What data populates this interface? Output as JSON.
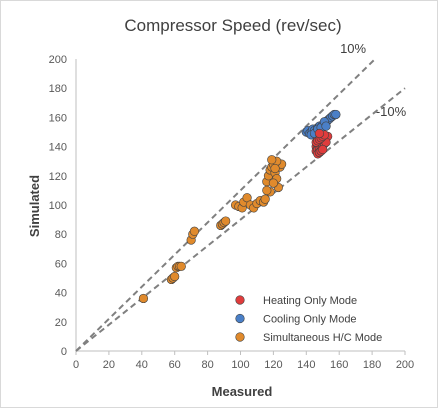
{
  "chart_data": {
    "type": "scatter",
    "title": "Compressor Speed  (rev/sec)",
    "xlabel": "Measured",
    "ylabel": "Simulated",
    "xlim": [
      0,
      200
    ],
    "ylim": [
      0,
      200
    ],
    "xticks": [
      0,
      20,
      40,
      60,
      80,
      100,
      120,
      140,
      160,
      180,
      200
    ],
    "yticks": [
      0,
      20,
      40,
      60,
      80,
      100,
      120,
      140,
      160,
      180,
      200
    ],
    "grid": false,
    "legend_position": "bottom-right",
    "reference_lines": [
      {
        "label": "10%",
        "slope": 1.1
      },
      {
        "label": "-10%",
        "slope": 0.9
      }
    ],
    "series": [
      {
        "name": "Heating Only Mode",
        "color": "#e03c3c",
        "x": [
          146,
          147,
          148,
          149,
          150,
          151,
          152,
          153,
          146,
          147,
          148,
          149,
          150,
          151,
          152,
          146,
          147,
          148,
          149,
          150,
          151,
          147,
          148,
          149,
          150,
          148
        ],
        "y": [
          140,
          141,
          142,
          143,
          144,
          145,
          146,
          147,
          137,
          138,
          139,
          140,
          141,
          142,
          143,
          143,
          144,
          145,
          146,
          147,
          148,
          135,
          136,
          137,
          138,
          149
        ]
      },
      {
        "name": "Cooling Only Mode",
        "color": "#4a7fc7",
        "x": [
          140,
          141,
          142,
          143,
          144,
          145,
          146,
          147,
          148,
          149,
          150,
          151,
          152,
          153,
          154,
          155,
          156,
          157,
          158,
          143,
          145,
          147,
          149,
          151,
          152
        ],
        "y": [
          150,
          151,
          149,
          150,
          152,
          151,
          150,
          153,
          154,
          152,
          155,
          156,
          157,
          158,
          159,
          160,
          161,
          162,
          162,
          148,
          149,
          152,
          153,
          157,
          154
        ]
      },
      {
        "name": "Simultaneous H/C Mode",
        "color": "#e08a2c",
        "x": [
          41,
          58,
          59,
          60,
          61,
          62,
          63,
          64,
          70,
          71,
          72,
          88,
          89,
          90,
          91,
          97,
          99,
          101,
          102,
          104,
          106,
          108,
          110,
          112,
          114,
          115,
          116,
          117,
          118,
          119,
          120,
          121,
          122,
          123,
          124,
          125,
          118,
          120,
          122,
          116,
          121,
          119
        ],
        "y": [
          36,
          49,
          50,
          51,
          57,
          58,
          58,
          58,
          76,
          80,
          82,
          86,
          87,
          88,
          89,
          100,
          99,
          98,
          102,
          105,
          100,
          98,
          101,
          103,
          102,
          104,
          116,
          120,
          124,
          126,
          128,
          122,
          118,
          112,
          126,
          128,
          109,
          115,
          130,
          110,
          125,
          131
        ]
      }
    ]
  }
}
..............................
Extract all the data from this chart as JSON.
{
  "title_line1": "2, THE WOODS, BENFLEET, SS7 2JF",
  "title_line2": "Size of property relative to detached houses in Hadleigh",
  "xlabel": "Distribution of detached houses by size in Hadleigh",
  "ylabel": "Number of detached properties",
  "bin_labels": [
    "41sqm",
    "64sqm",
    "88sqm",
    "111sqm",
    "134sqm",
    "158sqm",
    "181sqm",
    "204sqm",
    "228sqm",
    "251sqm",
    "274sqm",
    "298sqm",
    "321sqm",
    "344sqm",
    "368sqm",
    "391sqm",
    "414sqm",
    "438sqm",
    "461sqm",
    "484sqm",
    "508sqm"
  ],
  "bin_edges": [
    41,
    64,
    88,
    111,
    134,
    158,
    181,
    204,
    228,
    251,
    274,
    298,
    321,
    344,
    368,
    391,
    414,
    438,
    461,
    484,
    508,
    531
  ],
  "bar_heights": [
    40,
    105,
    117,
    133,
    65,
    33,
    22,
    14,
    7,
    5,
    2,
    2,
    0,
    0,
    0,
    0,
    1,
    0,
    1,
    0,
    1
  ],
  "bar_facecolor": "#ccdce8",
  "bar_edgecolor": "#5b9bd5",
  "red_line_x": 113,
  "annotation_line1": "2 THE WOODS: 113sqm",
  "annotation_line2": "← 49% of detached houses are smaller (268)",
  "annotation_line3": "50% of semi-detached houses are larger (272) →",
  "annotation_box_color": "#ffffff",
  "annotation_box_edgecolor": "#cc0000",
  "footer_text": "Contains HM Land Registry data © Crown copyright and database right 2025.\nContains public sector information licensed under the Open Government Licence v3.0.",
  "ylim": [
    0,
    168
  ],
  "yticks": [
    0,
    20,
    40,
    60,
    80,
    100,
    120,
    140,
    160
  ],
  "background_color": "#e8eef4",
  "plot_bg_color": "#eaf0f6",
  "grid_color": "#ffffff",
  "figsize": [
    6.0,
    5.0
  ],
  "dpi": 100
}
..............................
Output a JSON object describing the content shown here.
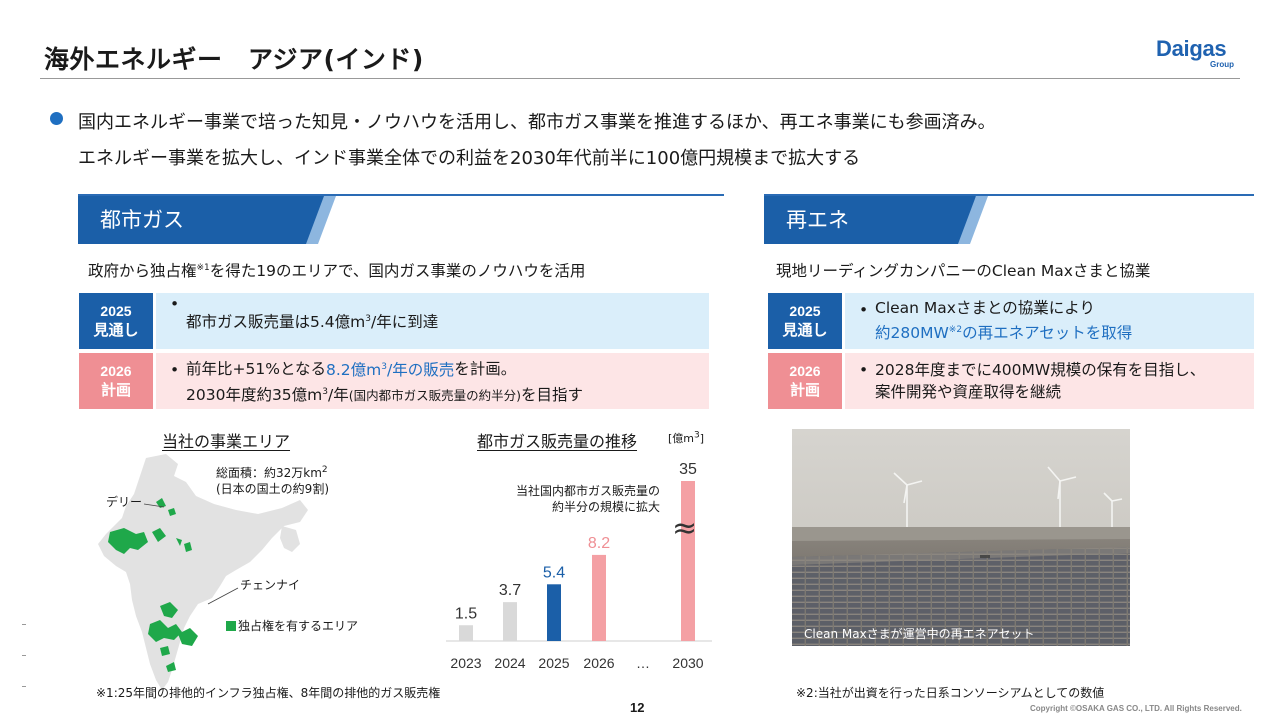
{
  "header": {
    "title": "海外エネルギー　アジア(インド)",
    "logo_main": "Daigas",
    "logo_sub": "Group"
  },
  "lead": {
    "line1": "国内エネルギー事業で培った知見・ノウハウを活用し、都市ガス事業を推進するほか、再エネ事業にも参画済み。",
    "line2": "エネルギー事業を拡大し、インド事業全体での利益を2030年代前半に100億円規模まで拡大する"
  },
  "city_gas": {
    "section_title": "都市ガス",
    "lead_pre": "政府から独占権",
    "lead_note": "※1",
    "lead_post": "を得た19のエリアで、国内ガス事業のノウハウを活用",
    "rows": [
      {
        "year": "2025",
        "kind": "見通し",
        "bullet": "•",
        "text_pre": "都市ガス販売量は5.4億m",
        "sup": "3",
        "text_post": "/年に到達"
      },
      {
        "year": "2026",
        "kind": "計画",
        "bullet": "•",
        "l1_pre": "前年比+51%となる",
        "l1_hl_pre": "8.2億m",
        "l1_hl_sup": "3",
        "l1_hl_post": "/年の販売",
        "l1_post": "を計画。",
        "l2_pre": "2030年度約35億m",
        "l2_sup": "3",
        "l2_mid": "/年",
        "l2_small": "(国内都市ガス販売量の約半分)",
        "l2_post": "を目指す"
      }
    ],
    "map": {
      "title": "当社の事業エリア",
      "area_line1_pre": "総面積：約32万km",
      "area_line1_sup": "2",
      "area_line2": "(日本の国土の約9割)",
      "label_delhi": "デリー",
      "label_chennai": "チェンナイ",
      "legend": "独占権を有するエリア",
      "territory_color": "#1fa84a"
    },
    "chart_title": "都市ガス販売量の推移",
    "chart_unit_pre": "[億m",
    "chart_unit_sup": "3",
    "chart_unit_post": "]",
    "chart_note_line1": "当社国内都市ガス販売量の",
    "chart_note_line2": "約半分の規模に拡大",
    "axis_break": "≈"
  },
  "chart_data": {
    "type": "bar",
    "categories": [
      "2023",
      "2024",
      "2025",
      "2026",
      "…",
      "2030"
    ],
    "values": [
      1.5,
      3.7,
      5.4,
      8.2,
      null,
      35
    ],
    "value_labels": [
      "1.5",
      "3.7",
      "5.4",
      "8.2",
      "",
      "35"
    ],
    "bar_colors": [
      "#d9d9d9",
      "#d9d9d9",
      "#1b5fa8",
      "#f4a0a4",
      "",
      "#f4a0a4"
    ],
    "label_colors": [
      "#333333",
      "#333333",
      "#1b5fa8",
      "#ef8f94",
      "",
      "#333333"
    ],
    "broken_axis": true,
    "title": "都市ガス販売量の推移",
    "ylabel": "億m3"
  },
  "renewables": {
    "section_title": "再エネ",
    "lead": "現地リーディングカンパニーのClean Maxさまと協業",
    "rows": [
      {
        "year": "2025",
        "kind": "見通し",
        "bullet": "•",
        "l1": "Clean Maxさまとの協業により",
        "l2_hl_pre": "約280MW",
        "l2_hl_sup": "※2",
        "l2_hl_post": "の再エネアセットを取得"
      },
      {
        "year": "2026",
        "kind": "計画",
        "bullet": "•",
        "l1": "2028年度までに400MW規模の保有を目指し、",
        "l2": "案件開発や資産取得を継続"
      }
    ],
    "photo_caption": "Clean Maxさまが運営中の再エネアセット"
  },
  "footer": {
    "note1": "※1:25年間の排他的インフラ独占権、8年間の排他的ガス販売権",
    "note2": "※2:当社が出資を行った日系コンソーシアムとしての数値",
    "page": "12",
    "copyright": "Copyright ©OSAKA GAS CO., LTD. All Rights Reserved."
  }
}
..............................
=== The exercise ===
Reply with one number only: the count of lines in the entries that contain "WOODS".

=== Problem solution ===
2